**What this task involves:**
Copy out all of the data below with no alterations.

**Data for the task:**
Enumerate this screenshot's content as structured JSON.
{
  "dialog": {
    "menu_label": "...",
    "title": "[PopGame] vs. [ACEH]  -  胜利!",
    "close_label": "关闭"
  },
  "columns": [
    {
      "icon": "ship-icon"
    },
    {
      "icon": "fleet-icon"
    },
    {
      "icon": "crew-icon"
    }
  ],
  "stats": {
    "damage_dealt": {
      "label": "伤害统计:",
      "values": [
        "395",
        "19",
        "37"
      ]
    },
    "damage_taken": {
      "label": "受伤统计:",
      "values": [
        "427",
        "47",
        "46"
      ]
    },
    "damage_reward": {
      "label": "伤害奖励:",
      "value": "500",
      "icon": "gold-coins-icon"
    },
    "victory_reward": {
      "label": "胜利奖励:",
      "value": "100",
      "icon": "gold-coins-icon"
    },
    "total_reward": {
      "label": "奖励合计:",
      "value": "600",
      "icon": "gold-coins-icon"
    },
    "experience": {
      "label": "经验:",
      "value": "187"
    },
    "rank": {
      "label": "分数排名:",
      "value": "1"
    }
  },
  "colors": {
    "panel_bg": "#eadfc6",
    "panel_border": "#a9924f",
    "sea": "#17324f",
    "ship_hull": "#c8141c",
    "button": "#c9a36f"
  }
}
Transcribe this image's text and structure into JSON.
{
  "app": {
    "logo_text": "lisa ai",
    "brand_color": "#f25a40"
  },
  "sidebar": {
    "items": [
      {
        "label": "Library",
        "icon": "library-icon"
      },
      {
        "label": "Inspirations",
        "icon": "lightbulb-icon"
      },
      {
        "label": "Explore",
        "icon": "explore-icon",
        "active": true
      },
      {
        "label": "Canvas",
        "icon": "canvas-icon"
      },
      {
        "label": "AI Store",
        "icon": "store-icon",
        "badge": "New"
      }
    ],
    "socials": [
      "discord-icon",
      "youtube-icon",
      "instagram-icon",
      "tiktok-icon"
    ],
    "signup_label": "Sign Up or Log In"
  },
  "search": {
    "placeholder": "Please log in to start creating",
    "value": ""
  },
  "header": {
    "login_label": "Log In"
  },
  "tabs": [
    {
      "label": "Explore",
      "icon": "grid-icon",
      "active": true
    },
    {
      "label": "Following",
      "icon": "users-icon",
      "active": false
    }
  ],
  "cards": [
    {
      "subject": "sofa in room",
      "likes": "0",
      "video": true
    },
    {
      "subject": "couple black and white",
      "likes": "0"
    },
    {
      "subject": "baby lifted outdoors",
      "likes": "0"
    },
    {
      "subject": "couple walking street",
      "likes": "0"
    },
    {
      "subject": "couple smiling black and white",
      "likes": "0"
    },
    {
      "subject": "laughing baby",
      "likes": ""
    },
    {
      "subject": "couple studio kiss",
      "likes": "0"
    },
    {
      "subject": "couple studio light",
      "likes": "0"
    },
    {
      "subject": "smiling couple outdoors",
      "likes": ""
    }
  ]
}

**Exercise response:**
Enumerate this screenshot's content as structured JSON.
{
  "dialog": {
    "menu_label": "...",
    "title": "[PopGame] vs. [ACEH]  -  胜利!",
    "close_label": "关闭"
  },
  "columns": [
    {
      "icon": "ship-icon"
    },
    {
      "icon": "fleet-icon"
    },
    {
      "icon": "crew-icon"
    }
  ],
  "stats": {
    "damage_dealt": {
      "label": "伤害统计:",
      "values": [
        "395",
        "19",
        "37"
      ]
    },
    "damage_taken": {
      "label": "受伤统计:",
      "values": [
        "427",
        "47",
        "46"
      ]
    },
    "damage_reward": {
      "label": "伤害奖励:",
      "value": "500",
      "icon": "gold-coins-icon"
    },
    "victory_reward": {
      "label": "胜利奖励:",
      "value": "100",
      "icon": "gold-coins-icon"
    },
    "total_reward": {
      "label": "奖励合计:",
      "value": "600",
      "icon": "gold-coins-icon"
    },
    "experience": {
      "label": "经验:",
      "value": "187"
    },
    "rank": {
      "label": "分数排名:",
      "value": "1"
    }
  },
  "colors": {
    "panel_bg": "#eadfc6",
    "panel_border": "#a9924f",
    "sea": "#17324f",
    "ship_hull": "#c8141c",
    "button": "#c9a36f"
  }
}
Transcribe this image's text and structure into JSON.
{
  "app": {
    "logo_text": "lisa ai",
    "brand_color": "#f25a40"
  },
  "sidebar": {
    "items": [
      {
        "label": "Library",
        "icon": "library-icon"
      },
      {
        "label": "Inspirations",
        "icon": "lightbulb-icon"
      },
      {
        "label": "Explore",
        "icon": "explore-icon",
        "active": true
      },
      {
        "label": "Canvas",
        "icon": "canvas-icon"
      },
      {
        "label": "AI Store",
        "icon": "store-icon",
        "badge": "New"
      }
    ],
    "socials": [
      "discord-icon",
      "youtube-icon",
      "instagram-icon",
      "tiktok-icon"
    ],
    "signup_label": "Sign Up or Log In"
  },
  "search": {
    "placeholder": "Please log in to start creating",
    "value": ""
  },
  "header": {
    "login_label": "Log In"
  },
  "tabs": [
    {
      "label": "Explore",
      "icon": "grid-icon",
      "active": true
    },
    {
      "label": "Following",
      "icon": "users-icon",
      "active": false
    }
  ],
  "cards": [
    {
      "subject": "sofa in room",
      "likes": "0",
      "video": true
    },
    {
      "subject": "couple black and white",
      "likes": "0"
    },
    {
      "subject": "baby lifted outdoors",
      "likes": "0"
    },
    {
      "subject": "couple walking street",
      "likes": "0"
    },
    {
      "subject": "couple smiling black and white",
      "likes": "0"
    },
    {
      "subject": "laughing baby",
      "likes": ""
    },
    {
      "subject": "couple studio kiss",
      "likes": "0"
    },
    {
      "subject": "couple studio light",
      "likes": "0"
    },
    {
      "subject": "smiling couple outdoors",
      "likes": ""
    }
  ]
}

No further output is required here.